● INSTRUCTION 1
From the excerpt on a First Nations voice to Parliament, reproduce the passage that begins at the words "When ATSIC was" and stops after the words "it might do.".
● INSTRUCTION 2
According to the excerpt on a First Nations voice to Parliament, in what year was ATSIC first established?
------ EXCERPT
Australians will not vote for a constitutional First Nations voice until they have first heard it and seen it in action. When first hearing about it, I presumed that the First Nations voice would replace the existing National Congress of Australia's First Peoples. That presumption may well be mistaken as the Congress has told the joint parliamentary committee: 'If properly funded and supported, National Congress could function as the voice to Parliament.' Those of us who are not Indigenous need to wait and hear from Indigenous Australians whether they think the National Congress could or should be the voice to Parliament.

When ATSIC was first established in 1989, the number of Australians identifying as Aboriginal and Torres Strait Islander was less than a quarter of a million. At the last census, it was almost 650,000. The aspirations of the self-identifying Indigenous Australians of the 21st century are very diverse. A constitutionally recognised body would have much less flexibility than the present Congress. There is a need for a lot further discussion both within Indigenous communities and within Australian society generally about what such a First Nations Voice might look like, and what it might do.

 

"Shorten is dead right. There is no point in trying to move from Uluru to constitutional recognition except by the long and tortuous path of prior legislative enactment, road testing the model."

 

On 12 February 2018 the Leader of the Opposition, Bill Shorten, in his 'Closing the Gap' remarks told Parliament: 'I ask the government to reconsider their rejection of the Statement from the Heart. But, if we cannot work on this together, the next Labor government will, instead, as a first step, look to legislate the voice to parliament.'

Shorten went on to say: 'If we form a government, we will sensibly move to finalise legislation which establishes the voice and includes a clear pathway to constitutional change, enshrining that basic principle that you don't make decisions about people without talking to them. In fact, I think it will be easier for a referendum to succeed and harder for a scare campaign to be run, if we already have lived legislative experience of such a body.'

Shorten is dead right. There is no point in trying to move from Uluru to constitutional recognition except by the long and tortuous path of prior legislative enactment, road testing the model.
------------
------ SUPPLIED INFORMATION
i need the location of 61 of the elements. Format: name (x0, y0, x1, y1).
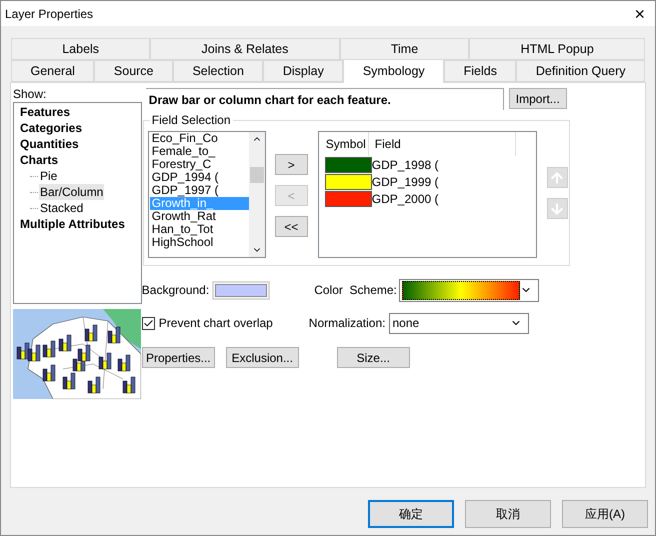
------------
● RESULT 1
When ATSIC was first established in 1989, the number of Australians identifying as Aboriginal and Torres Strait Islander was less than a quarter of a million. At the last census, it was almost 650,000. The aspirations of the self-identifying Indigenous Australians of the 21st century are very diverse. A constitutionally recognised body would have much less flexibility than the present Congress. There is a need for a lot further discussion both within Indigenous communities and within Australian society generally about what such a First Nations Voice might look like, and what it might do.

● RESULT 2
1989